[Figure data in JSON]
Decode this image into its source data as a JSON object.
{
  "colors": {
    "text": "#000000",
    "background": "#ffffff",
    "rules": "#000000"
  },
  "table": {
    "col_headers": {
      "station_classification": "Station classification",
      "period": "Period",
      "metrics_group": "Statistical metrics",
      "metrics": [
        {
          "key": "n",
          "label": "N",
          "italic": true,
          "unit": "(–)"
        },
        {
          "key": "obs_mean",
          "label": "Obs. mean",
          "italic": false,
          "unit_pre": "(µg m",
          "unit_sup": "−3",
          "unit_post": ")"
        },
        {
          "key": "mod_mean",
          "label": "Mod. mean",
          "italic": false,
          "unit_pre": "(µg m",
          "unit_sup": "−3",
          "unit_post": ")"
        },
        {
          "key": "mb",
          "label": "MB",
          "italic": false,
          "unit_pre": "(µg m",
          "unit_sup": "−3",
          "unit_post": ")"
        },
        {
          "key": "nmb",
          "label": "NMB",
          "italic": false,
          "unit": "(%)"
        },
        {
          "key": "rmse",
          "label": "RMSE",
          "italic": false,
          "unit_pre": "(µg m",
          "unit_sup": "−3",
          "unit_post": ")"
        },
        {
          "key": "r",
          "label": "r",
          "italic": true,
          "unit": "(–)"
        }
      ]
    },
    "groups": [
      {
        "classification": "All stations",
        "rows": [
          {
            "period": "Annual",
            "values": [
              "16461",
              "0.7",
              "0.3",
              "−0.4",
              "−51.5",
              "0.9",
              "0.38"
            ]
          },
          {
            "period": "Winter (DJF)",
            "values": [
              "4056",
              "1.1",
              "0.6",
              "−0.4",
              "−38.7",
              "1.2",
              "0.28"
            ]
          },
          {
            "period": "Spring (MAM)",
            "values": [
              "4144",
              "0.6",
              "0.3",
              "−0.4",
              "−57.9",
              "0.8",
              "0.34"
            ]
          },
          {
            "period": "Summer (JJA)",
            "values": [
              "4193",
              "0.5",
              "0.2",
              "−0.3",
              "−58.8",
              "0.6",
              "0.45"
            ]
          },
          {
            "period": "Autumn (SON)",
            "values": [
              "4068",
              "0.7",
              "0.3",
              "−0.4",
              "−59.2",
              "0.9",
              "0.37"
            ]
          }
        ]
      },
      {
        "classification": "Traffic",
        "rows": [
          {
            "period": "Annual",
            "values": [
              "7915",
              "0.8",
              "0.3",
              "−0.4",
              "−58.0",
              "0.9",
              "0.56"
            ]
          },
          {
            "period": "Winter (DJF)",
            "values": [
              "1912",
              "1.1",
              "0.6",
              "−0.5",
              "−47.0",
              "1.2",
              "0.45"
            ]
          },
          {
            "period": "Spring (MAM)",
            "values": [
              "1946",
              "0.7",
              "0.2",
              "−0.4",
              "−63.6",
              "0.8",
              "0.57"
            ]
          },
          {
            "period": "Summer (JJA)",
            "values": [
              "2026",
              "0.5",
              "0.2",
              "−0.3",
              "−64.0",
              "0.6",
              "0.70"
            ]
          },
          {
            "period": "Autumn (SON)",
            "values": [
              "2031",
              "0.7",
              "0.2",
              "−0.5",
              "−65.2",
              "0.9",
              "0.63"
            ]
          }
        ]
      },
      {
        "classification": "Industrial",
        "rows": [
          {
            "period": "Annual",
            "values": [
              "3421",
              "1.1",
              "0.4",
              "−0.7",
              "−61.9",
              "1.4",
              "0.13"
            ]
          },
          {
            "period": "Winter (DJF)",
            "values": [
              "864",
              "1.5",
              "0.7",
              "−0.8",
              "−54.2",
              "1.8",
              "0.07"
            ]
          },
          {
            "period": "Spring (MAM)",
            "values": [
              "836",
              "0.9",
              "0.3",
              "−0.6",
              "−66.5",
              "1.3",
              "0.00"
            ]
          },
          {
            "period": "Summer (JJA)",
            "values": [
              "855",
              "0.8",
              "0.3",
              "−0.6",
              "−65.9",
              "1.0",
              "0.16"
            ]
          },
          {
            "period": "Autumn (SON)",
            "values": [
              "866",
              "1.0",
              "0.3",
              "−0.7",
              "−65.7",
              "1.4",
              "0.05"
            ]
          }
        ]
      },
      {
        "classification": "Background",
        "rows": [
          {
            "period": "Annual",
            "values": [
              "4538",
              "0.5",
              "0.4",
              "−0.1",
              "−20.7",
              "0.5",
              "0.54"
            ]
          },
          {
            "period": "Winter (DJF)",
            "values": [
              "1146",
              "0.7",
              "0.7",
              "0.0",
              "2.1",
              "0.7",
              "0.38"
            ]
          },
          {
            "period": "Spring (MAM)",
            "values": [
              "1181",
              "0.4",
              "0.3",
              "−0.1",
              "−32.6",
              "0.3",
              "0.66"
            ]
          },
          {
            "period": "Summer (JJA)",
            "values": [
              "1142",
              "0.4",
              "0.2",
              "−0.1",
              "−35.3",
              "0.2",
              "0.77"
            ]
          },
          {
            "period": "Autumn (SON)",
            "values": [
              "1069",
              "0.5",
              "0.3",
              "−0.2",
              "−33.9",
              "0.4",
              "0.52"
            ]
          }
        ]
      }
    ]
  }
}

» Your goal:
Give only the number of lines in the entries above that contain the string "label".

» Correct result:
7